-- Start DATA SECTION --

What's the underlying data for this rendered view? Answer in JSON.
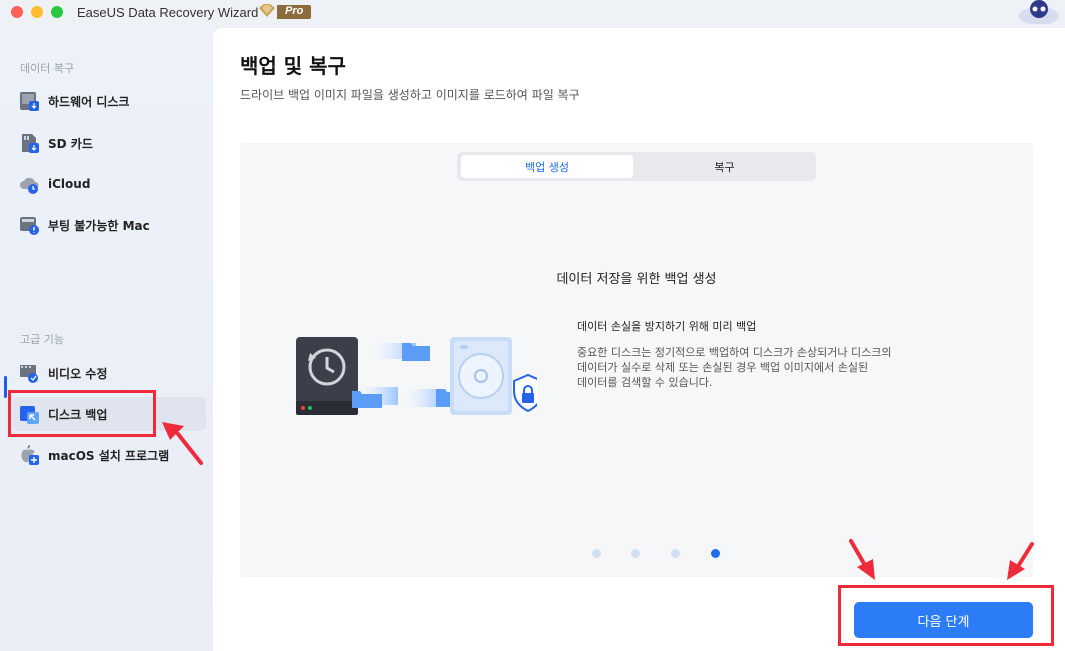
{
  "window": {
    "title": "EaseUS Data Recovery Wizard",
    "badge": "Pro"
  },
  "sidebar": {
    "section_recovery": "데이터 복구",
    "section_advanced": "고급 기능",
    "items": [
      {
        "label": "하드웨어 디스크",
        "icon": "hard-drive-icon"
      },
      {
        "label": "SD 카드",
        "icon": "sd-card-icon"
      },
      {
        "label": "iCloud",
        "icon": "icloud-icon"
      },
      {
        "label": "부팅 불가능한 Mac",
        "icon": "unbootable-mac-icon"
      },
      {
        "label": "비디오 수정",
        "icon": "video-repair-icon"
      },
      {
        "label": "디스크 백업",
        "icon": "disk-backup-icon"
      },
      {
        "label": "macOS 설치 프로그램",
        "icon": "macos-installer-icon"
      }
    ],
    "active_index": 5
  },
  "main": {
    "title": "백업 및 복구",
    "subtitle": "드라이브 백업 이미지 파일을 생성하고 이미지를 로드하여 파일 복구",
    "tabs": [
      {
        "label": "백업 생성",
        "selected": true
      },
      {
        "label": "복구",
        "selected": false
      }
    ],
    "feature_title": "데이터 저장을 위한 백업 생성",
    "desc_heading": "데이터 손실을 방지하기 위해 미리 백업",
    "desc_lines": [
      "중요한 디스크는 정기적으로 백업하여 디스크가 손상되거나 디스크의",
      "데이터가 실수로 삭제 또는 손실된 경우 백업 이미지에서 손실된",
      "데이터를 검색할 수 있습니다."
    ],
    "carousel": {
      "pages": 4,
      "current": 4
    },
    "next_button": "다음 단계"
  },
  "colors": {
    "accent": "#2d7cf7",
    "annotation_red": "#ef2b3b"
  }
}
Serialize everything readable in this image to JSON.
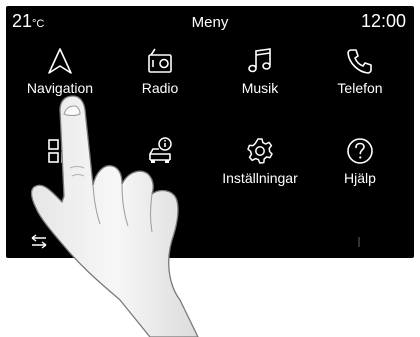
{
  "status_bar": {
    "temperature": "21",
    "temperature_unit": "°C",
    "title": "Meny",
    "clock": "12:00"
  },
  "menu": {
    "items": [
      {
        "label": "Navigation",
        "icon": "navigation-arrow-icon"
      },
      {
        "label": "Radio",
        "icon": "radio-icon"
      },
      {
        "label": "Musik",
        "icon": "music-note-icon"
      },
      {
        "label": "Telefon",
        "icon": "phone-icon"
      },
      {
        "label": "",
        "icon": "apps-grid-icon"
      },
      {
        "label": "",
        "icon": "vehicle-info-icon"
      },
      {
        "label": "Inställningar",
        "icon": "gear-icon"
      },
      {
        "label": "Hjälp",
        "icon": "help-icon"
      }
    ]
  }
}
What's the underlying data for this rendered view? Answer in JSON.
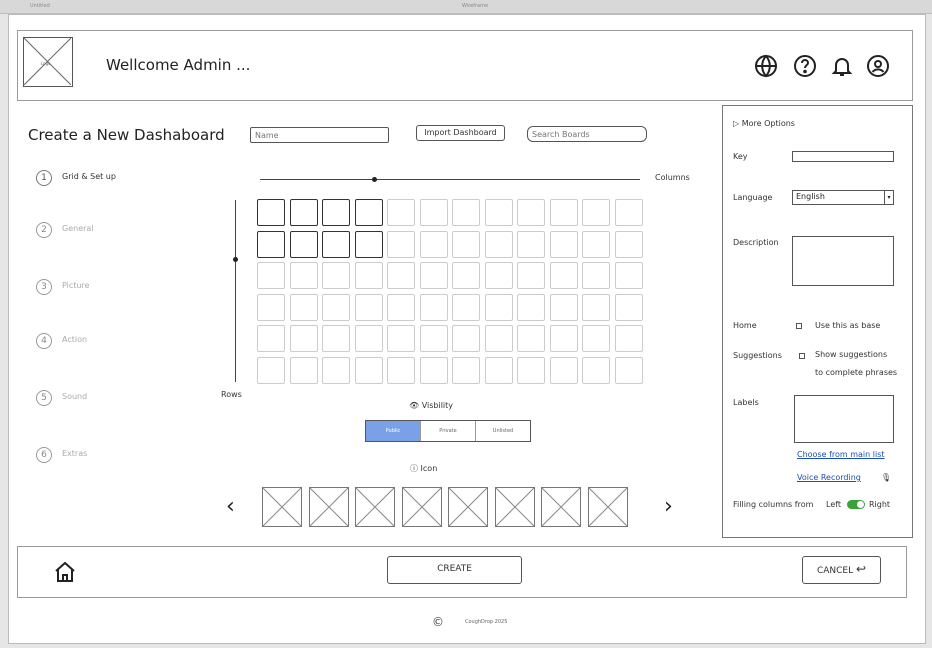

-- End DATA SECTION --

■ DIRECTIONS: Each record above must be returned exactly as written, with its pictures omitted.

■ SOLUTION:
What's the underlying data for this rendered view? Answer in JSON.
{
  "window": {
    "title": "EaseUS Data Recovery Wizard",
    "badge": "Pro"
  },
  "sidebar": {
    "section_recovery": "데이터 복구",
    "section_advanced": "고급 기능",
    "items": [
      {
        "label": "하드웨어 디스크",
        "icon": "hard-drive-icon"
      },
      {
        "label": "SD 카드",
        "icon": "sd-card-icon"
      },
      {
        "label": "iCloud",
        "icon": "icloud-icon"
      },
      {
        "label": "부팅 불가능한 Mac",
        "icon": "unbootable-mac-icon"
      },
      {
        "label": "비디오 수정",
        "icon": "video-repair-icon"
      },
      {
        "label": "디스크 백업",
        "icon": "disk-backup-icon"
      },
      {
        "label": "macOS 설치 프로그램",
        "icon": "macos-installer-icon"
      }
    ],
    "active_index": 5
  },
  "main": {
    "title": "백업 및 복구",
    "subtitle": "드라이브 백업 이미지 파일을 생성하고 이미지를 로드하여 파일 복구",
    "tabs": [
      {
        "label": "백업 생성",
        "selected": true
      },
      {
        "label": "복구",
        "selected": false
      }
    ],
    "feature_title": "데이터 저장을 위한 백업 생성",
    "desc_heading": "데이터 손실을 방지하기 위해 미리 백업",
    "desc_lines": [
      "중요한 디스크는 정기적으로 백업하여 디스크가 손상되거나 디스크의",
      "데이터가 실수로 삭제 또는 손실된 경우 백업 이미지에서 손실된",
      "데이터를 검색할 수 있습니다."
    ],
    "carousel": {
      "pages": 4,
      "current": 4
    },
    "next_button": "다음 단계"
  },
  "colors": {
    "accent": "#2d7cf7",
    "annotation_red": "#ef2b3b"
  }
}
Serialize everything readable in this image to JSON.
{
  "status_bar": {
    "temperature": "21",
    "temperature_unit": "°C",
    "title": "Meny",
    "clock": "12:00"
  },
  "menu": {
    "items": [
      {
        "label": "Navigation",
        "icon": "navigation-arrow-icon"
      },
      {
        "label": "Radio",
        "icon": "radio-icon"
      },
      {
        "label": "Musik",
        "icon": "music-note-icon"
      },
      {
        "label": "Telefon",
        "icon": "phone-icon"
      },
      {
        "label": "",
        "icon": "apps-grid-icon"
      },
      {
        "label": "",
        "icon": "vehicle-info-icon"
      },
      {
        "label": "Inställningar",
        "icon": "gear-icon"
      },
      {
        "label": "Hjälp",
        "icon": "help-icon"
      }
    ]
  }
}
What's the underlying data for this rendered view? Answer in JSON.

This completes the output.